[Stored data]
>>>>>

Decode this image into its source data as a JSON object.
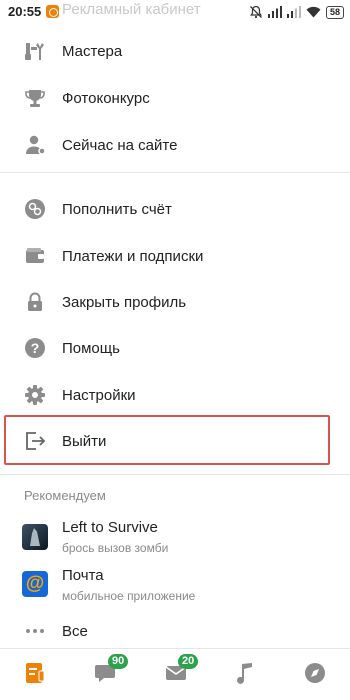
{
  "status_bar": {
    "time": "20:55",
    "faded_title": "Рекламный кабинет",
    "battery": "58"
  },
  "menu": {
    "items": [
      {
        "label": "Мастера",
        "icon": "tools-icon"
      },
      {
        "label": "Фотоконкурс",
        "icon": "trophy-icon"
      },
      {
        "label": "Сейчас на сайте",
        "icon": "person-online-icon"
      },
      {
        "label": "Пополнить счёт",
        "icon": "coins-icon"
      },
      {
        "label": "Платежи и подписки",
        "icon": "wallet-icon"
      },
      {
        "label": "Закрыть профиль",
        "icon": "lock-icon"
      },
      {
        "label": "Помощь",
        "icon": "help-icon"
      },
      {
        "label": "Настройки",
        "icon": "gear-icon"
      },
      {
        "label": "Выйти",
        "icon": "logout-icon"
      }
    ]
  },
  "recommend": {
    "title": "Рекомендуем",
    "apps": [
      {
        "name": "Left to Survive",
        "subtitle": "брось вызов зомби"
      },
      {
        "name": "Почта",
        "subtitle": "мобильное приложение",
        "icon_glyph": "@"
      }
    ],
    "all_label": "Все"
  },
  "bottom_nav": {
    "discussions_badge": "90",
    "messages_badge": "20"
  },
  "colors": {
    "accent": "#ee8208",
    "highlight": "#d9534f",
    "badge": "#2ca24a",
    "icon_gray": "#8c8c8c"
  }
}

<<<<<

- _REQUIRED WORK_: Your task is to set down the records shown above exactly, minus any pictures.

- _ANSWER TO THIS EXERCISE_:
Decode this image into its source data as a JSON object.
{
  "status_bar": {
    "time": "20:55",
    "faded_title": "Рекламный кабинет",
    "battery": "58"
  },
  "menu": {
    "items": [
      {
        "label": "Мастера",
        "icon": "tools-icon"
      },
      {
        "label": "Фотоконкурс",
        "icon": "trophy-icon"
      },
      {
        "label": "Сейчас на сайте",
        "icon": "person-online-icon"
      },
      {
        "label": "Пополнить счёт",
        "icon": "coins-icon"
      },
      {
        "label": "Платежи и подписки",
        "icon": "wallet-icon"
      },
      {
        "label": "Закрыть профиль",
        "icon": "lock-icon"
      },
      {
        "label": "Помощь",
        "icon": "help-icon"
      },
      {
        "label": "Настройки",
        "icon": "gear-icon"
      },
      {
        "label": "Выйти",
        "icon": "logout-icon"
      }
    ]
  },
  "recommend": {
    "title": "Рекомендуем",
    "apps": [
      {
        "name": "Left to Survive",
        "subtitle": "брось вызов зомби"
      },
      {
        "name": "Почта",
        "subtitle": "мобильное приложение",
        "icon_glyph": "@"
      }
    ],
    "all_label": "Все"
  },
  "bottom_nav": {
    "discussions_badge": "90",
    "messages_badge": "20"
  },
  "colors": {
    "accent": "#ee8208",
    "highlight": "#d9534f",
    "badge": "#2ca24a",
    "icon_gray": "#8c8c8c"
  }
}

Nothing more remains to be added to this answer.